__Entries__
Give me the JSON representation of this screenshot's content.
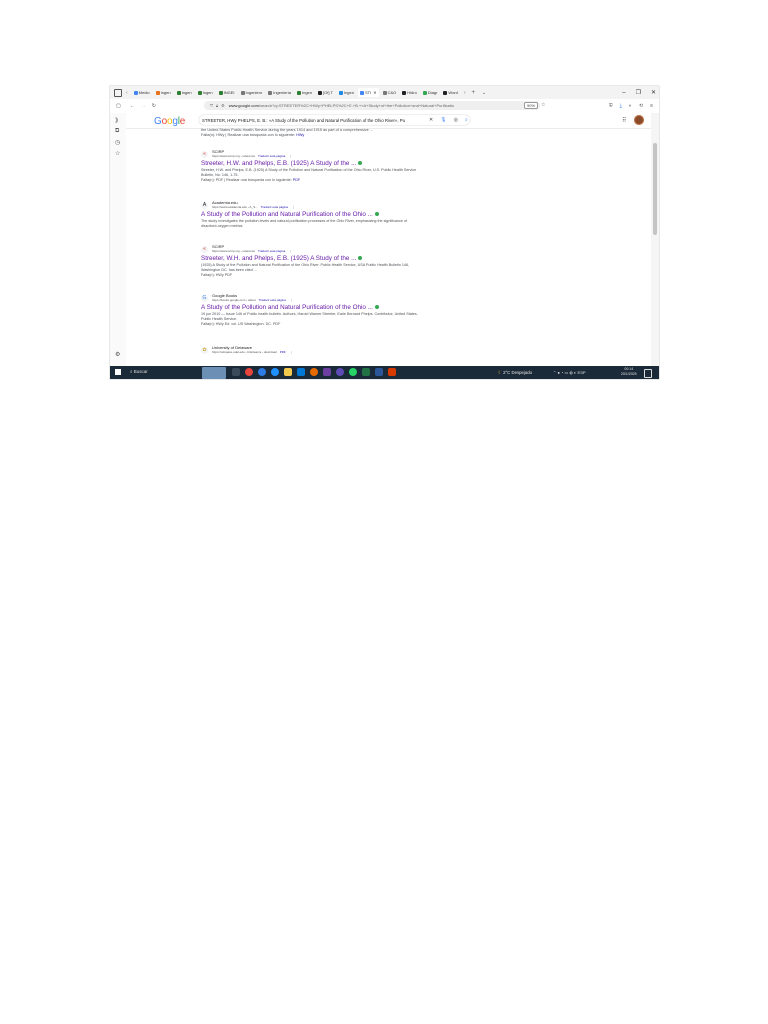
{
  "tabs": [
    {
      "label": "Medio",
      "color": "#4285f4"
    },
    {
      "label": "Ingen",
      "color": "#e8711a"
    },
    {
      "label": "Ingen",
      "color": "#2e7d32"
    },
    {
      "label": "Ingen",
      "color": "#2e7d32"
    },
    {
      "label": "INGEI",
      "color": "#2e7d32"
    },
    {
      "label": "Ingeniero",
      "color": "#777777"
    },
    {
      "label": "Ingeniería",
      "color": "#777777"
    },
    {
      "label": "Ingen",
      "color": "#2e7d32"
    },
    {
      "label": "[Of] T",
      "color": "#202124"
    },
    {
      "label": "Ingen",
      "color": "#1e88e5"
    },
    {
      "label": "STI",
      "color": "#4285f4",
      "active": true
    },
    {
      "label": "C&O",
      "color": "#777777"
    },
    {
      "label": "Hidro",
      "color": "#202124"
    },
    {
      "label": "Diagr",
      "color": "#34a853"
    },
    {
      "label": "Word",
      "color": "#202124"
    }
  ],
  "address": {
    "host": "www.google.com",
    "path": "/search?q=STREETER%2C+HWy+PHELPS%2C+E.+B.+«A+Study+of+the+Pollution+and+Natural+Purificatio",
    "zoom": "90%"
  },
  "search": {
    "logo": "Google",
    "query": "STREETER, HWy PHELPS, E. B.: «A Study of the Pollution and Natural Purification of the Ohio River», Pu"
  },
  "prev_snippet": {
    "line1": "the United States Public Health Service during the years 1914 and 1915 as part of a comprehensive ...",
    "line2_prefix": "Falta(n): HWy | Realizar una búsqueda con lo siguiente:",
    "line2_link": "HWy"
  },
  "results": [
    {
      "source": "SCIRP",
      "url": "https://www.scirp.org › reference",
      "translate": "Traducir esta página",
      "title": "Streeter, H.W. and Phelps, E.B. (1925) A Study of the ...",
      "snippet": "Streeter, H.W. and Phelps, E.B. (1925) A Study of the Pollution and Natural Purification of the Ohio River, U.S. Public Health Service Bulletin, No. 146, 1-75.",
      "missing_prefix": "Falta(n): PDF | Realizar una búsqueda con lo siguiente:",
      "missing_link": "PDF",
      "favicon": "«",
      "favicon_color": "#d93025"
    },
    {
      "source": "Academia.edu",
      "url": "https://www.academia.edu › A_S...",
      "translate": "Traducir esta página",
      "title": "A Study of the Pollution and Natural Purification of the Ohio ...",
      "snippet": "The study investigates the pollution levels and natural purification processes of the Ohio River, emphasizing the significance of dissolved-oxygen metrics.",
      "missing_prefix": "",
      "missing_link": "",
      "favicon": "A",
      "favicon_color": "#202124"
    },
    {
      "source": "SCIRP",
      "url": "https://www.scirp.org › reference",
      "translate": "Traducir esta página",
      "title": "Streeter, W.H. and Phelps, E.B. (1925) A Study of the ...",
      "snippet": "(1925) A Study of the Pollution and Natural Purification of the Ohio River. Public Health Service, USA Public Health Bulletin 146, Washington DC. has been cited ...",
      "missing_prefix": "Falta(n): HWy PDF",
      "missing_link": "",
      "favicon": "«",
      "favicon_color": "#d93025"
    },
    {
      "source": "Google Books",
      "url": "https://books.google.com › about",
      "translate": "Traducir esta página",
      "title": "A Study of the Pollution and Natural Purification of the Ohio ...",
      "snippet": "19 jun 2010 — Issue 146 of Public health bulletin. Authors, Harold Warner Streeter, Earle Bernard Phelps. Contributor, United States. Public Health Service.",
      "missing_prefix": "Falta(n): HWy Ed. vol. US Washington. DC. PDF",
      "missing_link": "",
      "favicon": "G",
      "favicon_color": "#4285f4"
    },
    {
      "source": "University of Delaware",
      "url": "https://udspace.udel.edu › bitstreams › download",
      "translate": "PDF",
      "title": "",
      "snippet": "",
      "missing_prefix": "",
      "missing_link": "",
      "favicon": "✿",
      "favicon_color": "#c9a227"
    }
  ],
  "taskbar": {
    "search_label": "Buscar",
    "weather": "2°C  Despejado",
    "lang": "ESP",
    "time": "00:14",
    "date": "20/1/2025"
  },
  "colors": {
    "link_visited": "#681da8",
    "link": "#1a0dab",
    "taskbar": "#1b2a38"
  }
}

---

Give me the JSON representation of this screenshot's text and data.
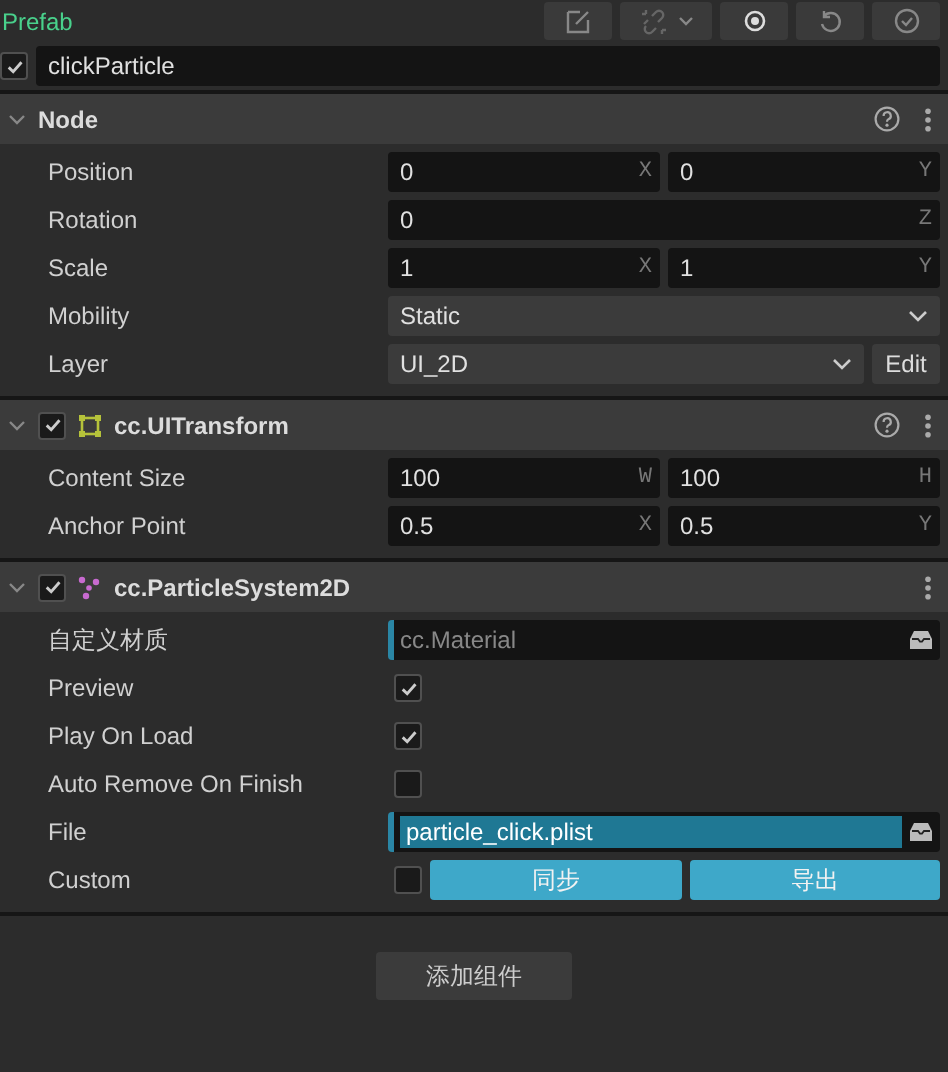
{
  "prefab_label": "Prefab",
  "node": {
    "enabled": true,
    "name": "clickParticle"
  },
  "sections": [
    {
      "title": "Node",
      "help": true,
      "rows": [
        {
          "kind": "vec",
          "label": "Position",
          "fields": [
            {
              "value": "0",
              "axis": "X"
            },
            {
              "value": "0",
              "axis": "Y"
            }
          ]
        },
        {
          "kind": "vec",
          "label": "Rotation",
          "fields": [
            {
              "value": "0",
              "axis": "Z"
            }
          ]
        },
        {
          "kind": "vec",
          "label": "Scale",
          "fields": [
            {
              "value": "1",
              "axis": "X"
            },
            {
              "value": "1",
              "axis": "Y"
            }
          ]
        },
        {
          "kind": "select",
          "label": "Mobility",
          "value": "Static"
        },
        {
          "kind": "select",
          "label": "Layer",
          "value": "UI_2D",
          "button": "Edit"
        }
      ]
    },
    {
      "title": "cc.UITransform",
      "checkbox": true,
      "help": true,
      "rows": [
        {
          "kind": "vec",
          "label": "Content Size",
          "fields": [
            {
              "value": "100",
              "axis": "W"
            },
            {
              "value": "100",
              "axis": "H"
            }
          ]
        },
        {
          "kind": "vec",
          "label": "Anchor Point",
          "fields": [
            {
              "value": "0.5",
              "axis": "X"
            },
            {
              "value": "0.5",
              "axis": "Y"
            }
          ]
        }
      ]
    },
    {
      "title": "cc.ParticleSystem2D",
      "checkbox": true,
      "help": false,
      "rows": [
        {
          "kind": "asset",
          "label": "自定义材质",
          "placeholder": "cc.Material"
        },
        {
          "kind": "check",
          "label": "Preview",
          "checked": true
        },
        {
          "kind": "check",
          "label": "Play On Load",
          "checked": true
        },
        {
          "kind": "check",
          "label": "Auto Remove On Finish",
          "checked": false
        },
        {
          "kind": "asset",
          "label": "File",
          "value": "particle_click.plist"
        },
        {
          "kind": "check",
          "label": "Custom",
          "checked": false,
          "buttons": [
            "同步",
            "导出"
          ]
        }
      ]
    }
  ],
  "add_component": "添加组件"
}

__Instructions for the task__
Find every line in the listing that holds the string "this", then say how many there are as a bare number.

__The reply__
2